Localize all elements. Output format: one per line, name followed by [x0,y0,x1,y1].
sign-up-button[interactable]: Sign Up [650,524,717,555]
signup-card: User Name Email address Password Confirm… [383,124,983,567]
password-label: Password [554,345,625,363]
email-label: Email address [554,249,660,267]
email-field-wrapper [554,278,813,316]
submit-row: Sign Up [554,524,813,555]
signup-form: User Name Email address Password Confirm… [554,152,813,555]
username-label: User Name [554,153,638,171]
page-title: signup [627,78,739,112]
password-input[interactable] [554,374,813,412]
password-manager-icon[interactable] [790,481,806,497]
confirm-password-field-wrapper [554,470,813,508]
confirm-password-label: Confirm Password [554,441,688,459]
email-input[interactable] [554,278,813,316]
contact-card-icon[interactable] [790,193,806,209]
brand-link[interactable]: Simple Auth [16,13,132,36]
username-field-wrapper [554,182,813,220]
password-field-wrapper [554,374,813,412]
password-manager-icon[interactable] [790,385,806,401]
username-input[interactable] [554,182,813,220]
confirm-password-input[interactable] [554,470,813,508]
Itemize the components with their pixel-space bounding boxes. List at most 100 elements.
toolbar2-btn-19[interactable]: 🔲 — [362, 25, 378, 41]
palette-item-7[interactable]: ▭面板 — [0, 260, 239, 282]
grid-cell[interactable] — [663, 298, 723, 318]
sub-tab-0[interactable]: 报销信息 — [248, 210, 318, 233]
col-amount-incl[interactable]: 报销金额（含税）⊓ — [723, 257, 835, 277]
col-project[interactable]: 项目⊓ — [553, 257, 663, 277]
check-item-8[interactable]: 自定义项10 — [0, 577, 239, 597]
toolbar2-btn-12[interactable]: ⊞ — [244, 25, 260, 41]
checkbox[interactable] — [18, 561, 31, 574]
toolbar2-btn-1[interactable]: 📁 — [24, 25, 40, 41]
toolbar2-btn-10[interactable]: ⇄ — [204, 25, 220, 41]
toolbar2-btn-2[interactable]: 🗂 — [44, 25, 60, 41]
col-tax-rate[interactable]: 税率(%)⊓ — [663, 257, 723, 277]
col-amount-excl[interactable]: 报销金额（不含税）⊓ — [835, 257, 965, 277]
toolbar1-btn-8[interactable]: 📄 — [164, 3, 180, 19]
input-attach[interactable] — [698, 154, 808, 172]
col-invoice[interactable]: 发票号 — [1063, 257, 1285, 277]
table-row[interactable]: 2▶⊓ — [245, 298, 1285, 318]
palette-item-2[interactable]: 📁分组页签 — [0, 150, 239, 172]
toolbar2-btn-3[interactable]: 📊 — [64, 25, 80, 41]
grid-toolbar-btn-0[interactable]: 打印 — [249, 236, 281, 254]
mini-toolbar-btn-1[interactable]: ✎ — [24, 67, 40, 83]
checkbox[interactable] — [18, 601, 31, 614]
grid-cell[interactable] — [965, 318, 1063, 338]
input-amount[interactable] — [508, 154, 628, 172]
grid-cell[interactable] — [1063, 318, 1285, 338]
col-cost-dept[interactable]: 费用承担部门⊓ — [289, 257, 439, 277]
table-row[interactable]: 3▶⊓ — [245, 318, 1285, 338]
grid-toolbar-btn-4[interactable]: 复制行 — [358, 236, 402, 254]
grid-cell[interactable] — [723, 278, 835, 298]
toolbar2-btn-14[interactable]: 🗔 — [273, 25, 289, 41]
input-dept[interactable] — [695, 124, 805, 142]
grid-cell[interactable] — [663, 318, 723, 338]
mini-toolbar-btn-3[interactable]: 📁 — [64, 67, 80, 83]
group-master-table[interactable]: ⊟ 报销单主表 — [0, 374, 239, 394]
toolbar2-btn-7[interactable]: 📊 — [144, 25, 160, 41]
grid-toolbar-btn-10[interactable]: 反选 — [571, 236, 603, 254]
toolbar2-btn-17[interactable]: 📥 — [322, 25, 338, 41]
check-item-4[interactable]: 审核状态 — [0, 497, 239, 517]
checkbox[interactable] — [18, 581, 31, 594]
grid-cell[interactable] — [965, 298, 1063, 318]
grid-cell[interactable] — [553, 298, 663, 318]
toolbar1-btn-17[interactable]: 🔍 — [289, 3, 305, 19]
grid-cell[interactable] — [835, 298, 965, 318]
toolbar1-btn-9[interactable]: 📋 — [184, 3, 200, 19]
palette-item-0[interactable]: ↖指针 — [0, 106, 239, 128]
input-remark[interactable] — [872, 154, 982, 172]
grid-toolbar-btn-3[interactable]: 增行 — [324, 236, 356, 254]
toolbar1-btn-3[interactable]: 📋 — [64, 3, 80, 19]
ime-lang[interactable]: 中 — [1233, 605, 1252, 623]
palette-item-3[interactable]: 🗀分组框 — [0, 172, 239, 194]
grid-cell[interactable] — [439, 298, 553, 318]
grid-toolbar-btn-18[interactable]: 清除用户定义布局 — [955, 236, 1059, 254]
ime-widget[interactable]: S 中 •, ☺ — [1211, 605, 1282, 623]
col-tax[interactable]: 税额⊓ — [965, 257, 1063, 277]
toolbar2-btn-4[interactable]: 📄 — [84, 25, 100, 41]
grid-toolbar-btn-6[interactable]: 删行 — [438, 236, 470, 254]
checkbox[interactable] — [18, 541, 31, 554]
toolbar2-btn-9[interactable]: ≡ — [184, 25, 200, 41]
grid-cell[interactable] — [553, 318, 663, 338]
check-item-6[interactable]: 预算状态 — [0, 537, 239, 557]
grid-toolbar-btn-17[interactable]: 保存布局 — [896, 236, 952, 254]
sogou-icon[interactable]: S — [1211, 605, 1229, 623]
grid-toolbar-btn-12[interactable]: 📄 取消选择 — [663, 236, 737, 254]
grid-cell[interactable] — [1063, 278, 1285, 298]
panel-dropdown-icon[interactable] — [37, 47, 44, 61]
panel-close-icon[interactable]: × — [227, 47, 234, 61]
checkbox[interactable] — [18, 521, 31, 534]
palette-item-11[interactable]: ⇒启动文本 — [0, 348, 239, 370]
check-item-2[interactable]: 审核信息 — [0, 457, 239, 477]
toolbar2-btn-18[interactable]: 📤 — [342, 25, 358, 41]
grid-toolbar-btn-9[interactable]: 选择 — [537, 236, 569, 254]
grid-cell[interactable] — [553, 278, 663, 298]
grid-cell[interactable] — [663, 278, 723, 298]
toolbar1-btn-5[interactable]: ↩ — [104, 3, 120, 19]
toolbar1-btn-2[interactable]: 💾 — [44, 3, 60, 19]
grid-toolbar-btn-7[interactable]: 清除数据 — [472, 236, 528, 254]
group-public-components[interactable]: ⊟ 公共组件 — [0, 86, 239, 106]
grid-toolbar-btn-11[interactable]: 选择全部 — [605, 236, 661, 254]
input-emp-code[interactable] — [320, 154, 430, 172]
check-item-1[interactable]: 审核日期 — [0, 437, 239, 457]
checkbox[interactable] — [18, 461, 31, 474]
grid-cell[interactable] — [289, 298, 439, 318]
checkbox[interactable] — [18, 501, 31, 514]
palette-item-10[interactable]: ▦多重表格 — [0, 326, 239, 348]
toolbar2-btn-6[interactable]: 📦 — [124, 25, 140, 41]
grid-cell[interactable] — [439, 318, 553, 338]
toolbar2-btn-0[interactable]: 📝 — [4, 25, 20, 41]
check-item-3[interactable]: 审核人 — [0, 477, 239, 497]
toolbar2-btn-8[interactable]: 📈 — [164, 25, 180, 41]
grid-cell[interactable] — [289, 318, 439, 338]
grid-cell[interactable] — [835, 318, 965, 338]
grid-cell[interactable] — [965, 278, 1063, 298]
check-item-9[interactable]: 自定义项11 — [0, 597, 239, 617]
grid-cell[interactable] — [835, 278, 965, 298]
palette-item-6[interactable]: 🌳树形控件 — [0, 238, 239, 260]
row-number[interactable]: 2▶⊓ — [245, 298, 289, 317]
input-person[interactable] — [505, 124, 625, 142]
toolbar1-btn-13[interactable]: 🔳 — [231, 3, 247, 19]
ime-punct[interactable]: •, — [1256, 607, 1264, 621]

> [Given instruction]:
Can you render the entries as a JSON list of strings, one string per line and no blank lines, starting at the first line and ending after the line that contains "brand-link[interactable]: Simple Auth"?

> [Full output]:
[
  "Localize all elements. Output format: one per line, name followed by [x0,y0,x1,y1].",
  "sign-up-button[interactable]: Sign Up [650,524,717,555]",
  "signup-card: User Name Email address Password Confirm… [383,124,983,567]",
  "password-label: Password [554,345,625,363]",
  "email-label: Email address [554,249,660,267]",
  "email-field-wrapper [554,278,813,316]",
  "submit-row: Sign Up [554,524,813,555]",
  "signup-form: User Name Email address Password Confirm… [554,152,813,555]",
  "username-label: User Name [554,153,638,171]",
  "page-title: signup [627,78,739,112]",
  "password-input[interactable] [554,374,813,412]",
  "password-manager-icon[interactable] [790,481,806,497]",
  "confirm-password-field-wrapper [554,470,813,508]",
  "confirm-password-label: Confirm Password [554,441,688,459]",
  "email-input[interactable] [554,278,813,316]",
  "contact-card-icon[interactable] [790,193,806,209]",
  "brand-link[interactable]: Simple Auth [16,13,132,36]"
]